▸ **TASK DESCRIPTION**: Look through the material below, count the lines containing the word "的逆命题是", and state only the count.

▸ **EXERCISE MATERIALS**:
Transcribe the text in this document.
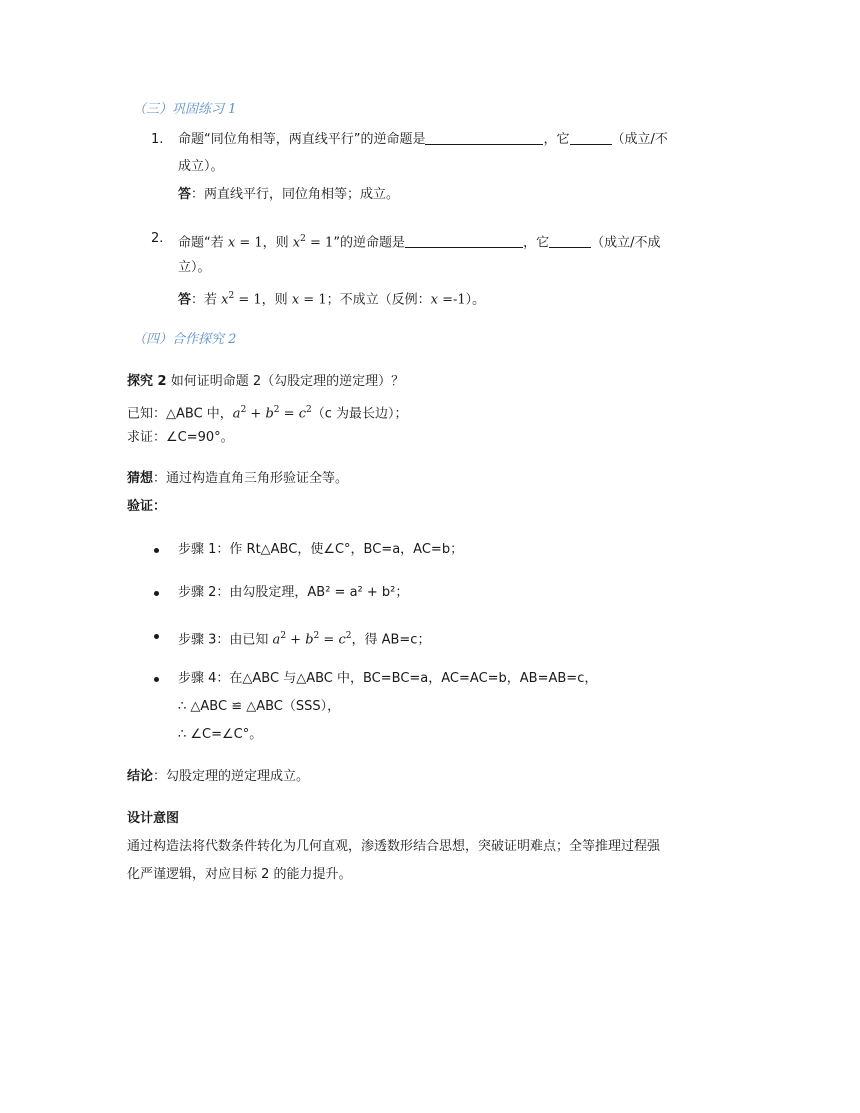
（三）巩固练习 1
1. 命题“同位角相等，两直线平行”的逆命题是	，它	（成立/不
成立）。
答：两直线平行，同位角相等；成立。
2. 命题“若 x = 1，则 $x^2 = 1$”的逆命题是	，它	（成立/不成
立）。
答：若 $x^2 = 1$，则 x = 1；不成立（反例：x =-1）。
（四）合作探究 2
探究 2 如何证明命题 2（勾股定理的逆定理）？
已知：△ABC 中，$a^2 + b^2 = c^2(c$ 为最长边）；
求证：∠C=90°。
猜想：通过构造直角三角形验证全等。
验证：
步骤 1：作 Rt△ABC，使∠C°，BC=a，AC=b；
步骤 2：由勾股定理，AB² = a² + b²；
步骤 3：由已知 $a^2 + b^2 = c^2$，得 AB=c；
步骤 4：在△ABC 与△ABC 中，BC=BC=a，AC=AC=b，AB=AB=c，
∴ △ABC ≌ △ABC（SSS），
∴ ∠C=∠C°。
结论：勾股定理的逆定理成立。
设计意图
通过构造法将代数条件转化为几何直观，渗透数形结合思想，突破证明难点；全等推理过程强
化严谨逻辑，对应目标 2 的能力提升。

▸ **ANSWER**: 2